§ **ZADANIA DO WYKONANIA**:
1. Który piłkarz zdobył bramkę w meczu opisanym w tekście o spotkaniu Polska – Irlandia Północna?
2. Przepisz bez zmian fragment tekstu o meczu Polska – Irlandia Północna. Zacznij od miejsca ze słowami „Euro 2016. Polska” i zakończ po słowach „strzałów niż Irlandczycy.”.

§ **TEKST DO CZYTANIA**:
::::::::::
Euro 2016. Polska - Irlandia Północna 1:0. Nie było łatwo, ale zwycięstwo było pewne!

Tylko końcówka była nerwowa, przez większą część pierwszego meczu Polaków na Euro 2016 to piłkarze Adama Nawałki kontrolowali mecz. Wygrali z Irlandią Północną 1:0. Bohaterem spotkania został Arkadiusz Milik, który zdobył bramkę, lecz w pierwszej połowie grał fatalnie. Ale najwięcej pochwał zebrał młodziutki Bartosz Kapustka.

Pierwsze zwycięstwo w historii gry na mistrzostwach Europy stało się faktem. O wygraną nie było łatwo, ale była niezaprzeczalna, Polacy atakowali przez niemal całe spotkanie. Oddali o 16 więcej strzałów niż Irlandczycy.

Adam Nawałka raczej nie zaskoczył składem. Przed meczem znaki zapytania były dwa: obsada lewej strony. Miejsce w defensywie dostał Artur Jędrzejczyk, a na skrzydle młodziutki Bartosz Kapustka. Cała Polska drżała o zdrowie Kamila Grosickiego i stan jego kostki, ale niedzielne spotkanie pokazało, że niepotrzebnie. Kapustka zagrał znakomicie.

Polska kruszy beton - Milik nieskuteczny

Na przerwę Polska schodziła mając w nogach 22 dośrodkowania, z których jedynie dwa były celne. 226 podań, lecz tylko osiem trafiło w pole karne Irlandczyków. To Polacy mieli znakomitą przewagę, rywale ledwie kilka razy przebili się na połowę piłkarzy Adama Nawałki. Nie oddali ani jednego strzału.

Ale pojawiły się głosy, że Polska gra tak, jak chce Irlandia, która zabetonowała środek. Michael O'Neill wystawił ultradefensywną jedenastkę. W sumie grało aż siedmiu obrońców, więc niektórzy z nich biegali w pomocy. Najlepszy strzelec Irlandczyków - Kyle Lafferty - był zupełnie bezrobotny poza powrotami we własne pole karne, gdy Polacy mieli rzuty rożne bądź wolne.

Po jednym z kornerów Lafferty dotknął piłkę ręką, ale Polacy nie mieli czasu protestować, bo wciąż była szansa na gola. Do piłki dopadł Bartosz Kapustka, który huknął z powietrza zza pola karnego pod poprzeczkę, lecz jego strzał obronił Michael McGovern.

Był to drugi celny strzał Polaków w pierwszej połowie. Wcześniej, też z dystansu, próbował Arkadiusz Milik. Ale było to być może jedyne dobre zagranie napastnika Ajaksu Amsterdam przed przerwą.
::::::::::
§ **DOSTARCZONY MATERIAŁ**:
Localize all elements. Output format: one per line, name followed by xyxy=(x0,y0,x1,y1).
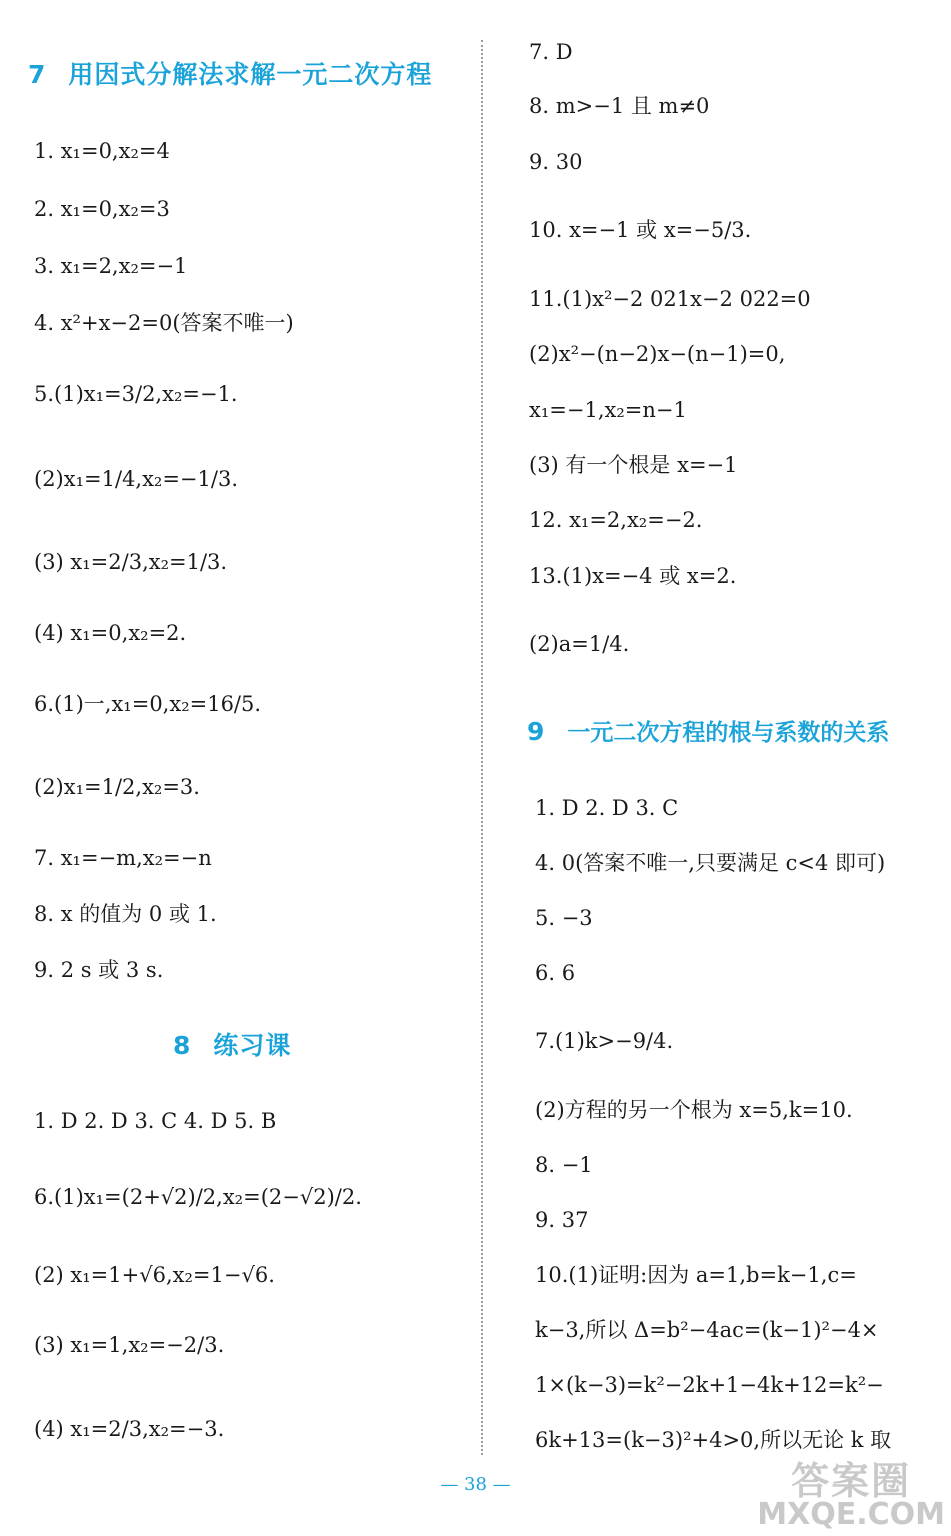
::::::::::
§ **ODPOWIEDZI**:
1. Arkadiusz Milik.

2.
Euro 2016. Polska - Irlandia Północna 1:0. Nie było łatwo, ale zwycięstwo było pewne!

Tylko końcówka była nerwowa, przez większą część pierwszego meczu Polaków na Euro 2016 to piłkarze Adama Nawałki kontrolowali mecz. Wygrali z Irlandią Północną 1:0. Bohaterem spotkania został Arkadiusz Milik, który zdobył bramkę, lecz w pierwszej połowie grał fatalnie. Ale najwięcej pochwał zebrał młodziutki Bartosz Kapustka.

Pierwsze zwycięstwo w historii gry na mistrzostwach Europy stało się faktem. O wygraną nie było łatwo, ale była niezaprzeczalna, Polacy atakowali przez niemal całe spotkanie. Oddali o 16 więcej strzałów niż Irlandczycy.